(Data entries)
• • •

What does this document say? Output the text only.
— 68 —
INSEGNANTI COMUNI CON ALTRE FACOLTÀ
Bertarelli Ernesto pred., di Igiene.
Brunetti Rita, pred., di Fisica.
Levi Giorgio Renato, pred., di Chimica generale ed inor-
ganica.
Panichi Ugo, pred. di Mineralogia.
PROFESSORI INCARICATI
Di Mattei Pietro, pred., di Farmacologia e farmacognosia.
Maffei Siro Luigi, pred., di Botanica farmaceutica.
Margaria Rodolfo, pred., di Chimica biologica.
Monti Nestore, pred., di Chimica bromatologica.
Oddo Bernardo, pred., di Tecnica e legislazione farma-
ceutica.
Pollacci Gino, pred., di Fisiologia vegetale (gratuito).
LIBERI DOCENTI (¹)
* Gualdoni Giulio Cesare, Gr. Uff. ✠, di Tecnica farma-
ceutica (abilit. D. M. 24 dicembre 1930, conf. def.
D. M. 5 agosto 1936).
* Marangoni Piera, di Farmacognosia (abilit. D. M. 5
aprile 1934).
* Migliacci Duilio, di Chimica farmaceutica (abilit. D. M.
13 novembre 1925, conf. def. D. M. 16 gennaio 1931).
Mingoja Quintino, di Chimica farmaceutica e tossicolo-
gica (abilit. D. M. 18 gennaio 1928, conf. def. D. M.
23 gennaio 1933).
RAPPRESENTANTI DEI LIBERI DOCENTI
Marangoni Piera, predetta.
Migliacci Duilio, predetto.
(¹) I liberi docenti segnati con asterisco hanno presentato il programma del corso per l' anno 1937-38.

• • •

GIVEN PROBLEM — Find the lines above holding the word "conf" and show them.

FULL OUTPUT —
ceutica (abilit. D. M. 24 dicembre 1930, conf. def.
13 novembre 1925, conf. def. D. M. 16 gennaio 1931).
gica (abilit. D. M. 18 gennaio 1928, conf. def. D. M.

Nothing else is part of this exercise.